__Texto presentado__
El populismo al gobierno, el plasma al poder

Aún no amanece en la Panamericana. El taxi avanza sereno, al filo de la madrugada. El chofer, un chico de 25 años, le pregunta a su pasajero, al que conduce a una conferencia: «Los políticos son todos corruptos, ¿no?». Le explica: «Pregunto, porque yo de política no sé nada, no me interesa». A los pocos kilómetros, luego de saludar con inusual cortesía al empleado del peaje, dice: «Yo antes era malhumorado, nervioso; ahora, desde que estoy de novio, cambié, ella me ayuda a ser mejor». Luego hace silencio y súbitamente comenta, de la nada: «Sabe, el otro día me compré un plasma de 40 pulgadas y una laptop; lo pagué en efectivo». Después, completa brevemente su historia. Como no quiere estudiar, pero quiere progresar, su padre le propuso compartir el taxi. Él lo maneja en el turno de las 4 de la mañana a las 4 de la tarde; su papá, el resto del día. En el viaje de regreso comenta que aprovechó el tiempo de espera para contratar, con su teléfono celular, un sistema de cable satelital que le permitirá tener 200 canales, televisión interactiva y alta definición por «sólo 700 pesos por mes». A su modo, el chico tendrá el control. Su cuota de poder imaginario, posibilitada por el consumo y la tecnología.
Este testimonio, aparentemente inconexo, tal vez responda a un orden no manifiesto, que acaso sea posible descifrar. El modo de pensar del joven taxista podría estructurarse en torno a tres ejes. El primero es el afán de mejoramiento personal y de progreso económico. Él, según manifiesta, quiere tener mejor carácter y poseer más bienes: una personalidad amable, una casa equipada, un trabajo seguro. Ése es su horizonte de aspiraciones. El segundo eje de su discurso denota una completa desconexión con la esfera pública. No sabe nada de política ni le importa. Lo que está más allá de su vida personal es como una nebulosa lejana y poco atrayente. «¿Quién es ese Zannini del que hablan en la radio? No lo conozco», pregunta al pasar, extrañado. Pronto vuelve a otro plano, mucho más seductor para él, que constituye su tercer eje: la fascinación por el consumo. El plasma de 40 pulgadas con 200 canales -«que me costó diez mil pesos»- es su objeto de deseo, el bien necesario, sin el cual la felicidad no es concebible. Y está al alcance de la mano, en efectivo o en cuotas. Basta tener un trabajo y saber administrarse.

__Ejercicio propuesto a__
En los registros, reescribe las líneas que van desde el comienzo hasta la que contiene "574, 644, 589]", ambas incluidas, reemplazando "bbox" por "recuadro" sin cambiar nada más.

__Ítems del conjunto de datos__
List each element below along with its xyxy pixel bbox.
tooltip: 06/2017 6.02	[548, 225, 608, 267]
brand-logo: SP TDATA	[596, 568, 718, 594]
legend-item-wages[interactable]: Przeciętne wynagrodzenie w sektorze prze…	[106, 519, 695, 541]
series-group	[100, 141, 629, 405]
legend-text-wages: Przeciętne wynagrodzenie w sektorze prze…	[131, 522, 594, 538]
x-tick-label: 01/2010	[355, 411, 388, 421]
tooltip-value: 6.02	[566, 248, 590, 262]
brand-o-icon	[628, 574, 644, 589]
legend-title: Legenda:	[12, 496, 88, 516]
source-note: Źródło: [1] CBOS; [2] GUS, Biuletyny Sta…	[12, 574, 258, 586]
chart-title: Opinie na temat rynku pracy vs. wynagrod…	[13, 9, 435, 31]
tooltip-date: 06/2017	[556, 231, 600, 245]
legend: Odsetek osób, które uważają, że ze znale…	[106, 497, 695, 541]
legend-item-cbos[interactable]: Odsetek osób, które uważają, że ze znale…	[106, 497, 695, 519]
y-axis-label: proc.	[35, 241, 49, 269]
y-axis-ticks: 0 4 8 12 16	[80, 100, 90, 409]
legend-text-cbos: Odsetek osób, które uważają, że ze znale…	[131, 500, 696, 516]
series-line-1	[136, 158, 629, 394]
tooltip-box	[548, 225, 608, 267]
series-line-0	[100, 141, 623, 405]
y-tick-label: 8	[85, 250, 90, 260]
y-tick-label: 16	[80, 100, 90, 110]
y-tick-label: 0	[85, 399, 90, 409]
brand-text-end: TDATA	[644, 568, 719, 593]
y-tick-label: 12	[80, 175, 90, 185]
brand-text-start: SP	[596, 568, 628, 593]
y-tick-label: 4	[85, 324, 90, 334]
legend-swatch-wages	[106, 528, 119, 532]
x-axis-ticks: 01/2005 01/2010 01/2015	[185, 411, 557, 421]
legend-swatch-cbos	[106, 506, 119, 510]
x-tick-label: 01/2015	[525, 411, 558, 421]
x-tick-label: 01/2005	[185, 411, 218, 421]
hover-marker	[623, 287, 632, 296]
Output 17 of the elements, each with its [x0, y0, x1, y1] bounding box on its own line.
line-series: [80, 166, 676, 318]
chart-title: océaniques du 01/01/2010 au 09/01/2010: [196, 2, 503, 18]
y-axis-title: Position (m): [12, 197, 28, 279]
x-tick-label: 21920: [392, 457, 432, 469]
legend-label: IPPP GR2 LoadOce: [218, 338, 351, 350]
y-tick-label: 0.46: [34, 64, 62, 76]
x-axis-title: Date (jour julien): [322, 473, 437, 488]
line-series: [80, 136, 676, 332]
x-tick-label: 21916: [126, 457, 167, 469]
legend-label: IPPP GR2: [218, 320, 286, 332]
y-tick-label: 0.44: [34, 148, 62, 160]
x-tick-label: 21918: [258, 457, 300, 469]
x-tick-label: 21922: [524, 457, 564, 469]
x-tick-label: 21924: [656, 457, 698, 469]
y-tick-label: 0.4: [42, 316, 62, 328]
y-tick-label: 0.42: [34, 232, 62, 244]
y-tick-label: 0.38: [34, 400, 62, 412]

__Ejercicio propuesto b__
¿Puedes prolongar el texto sobre el joven taxista y su fascinación por el consumo, empezando justo después de su última oración?

__Respuesta escrita a__
List each element below along with its xyxy pixel recuadro.
tooltip: 06/2017 6.02	[548, 225, 608, 267]
brand-logo: SP TDATA	[596, 568, 718, 594]
legend-item-wages[interactable]: Przeciętne wynagrodzenie w sektorze prze…	[106, 519, 695, 541]
series-group	[100, 141, 629, 405]
legend-text-wages: Przeciętne wynagrodzenie w sektorze prze…	[131, 522, 594, 538]
x-tick-label: 01/2010	[355, 411, 388, 421]
tooltip-value: 6.02	[566, 248, 590, 262]
brand-o-icon	[628, 574, 644, 589]

__Respuesta escrita b__
Los individuos atraviesan sus biografías ajenos a las clasificaciones y a los rótulos que les pondrán los especialistas. Analizando, con mirada sociológica, la vida y el pensamiento del joven taxista, puede decirse que él -sin saberlo- vive en la intersección de dos vastos fenómenos que lo condicionan y determinan. Por un lado, es un miembro típico de lo que se denomina «la nueva clase media latinoamericana», impulsada por la excepcional situación económica que vivió la región en la primera década del siglo. Por otro lado, es un hijo de la cultura hipermoderna global, cuyos signos son la imagen, la tecnología, el hedonismo, las redes de comunicación, el consumo desenfrenado, la conducta trasgresora. Una cultura donde el mercado, el espectáculo y el entretenimiento impusieron su lógica. Una cultura que perdona al que infringe la ley, si es un héroe deportivo y ensaya un llanto de pacotilla para conmover a sus fans, como sucedió esta semana con el futbolista Arturo Vidal en Chile.
Ajena a la esfera pública, pero consciente de la mejora económica experimentada, la nueva clase media latinoamericana adoptó en los últimos tiempos una actitud política conservadora, premiando la continuidad de sus gobiernos, más que el cambio. O bien, una permuta de nombres, sin alternancia. En los sucesivos comicios de los últimos dos años en Colombia, Venezuela, Ecuador, Bolivia, Brasil y Uruguay se repitió el mismo patrón: la confirmación del presidente o la elección de una figura del mismo partido para sucederlo. Chile y Paraguay, después de cortos interregnos, regresaron a partidos o coaliciones que habían gobernado durante décadas. La respuesta promedio de las clases gobernantes de la región fue un populismo de centroizquierda, con fuerte acento en la democracia electoral, la intervención del Estado, y la ampliación del mercado interno y la cobertura social. Las sociedades progresaron materialmente, pero muchas evidencias indican que las instituciones y el concepto de ciudadanía sufrieron retrocesos.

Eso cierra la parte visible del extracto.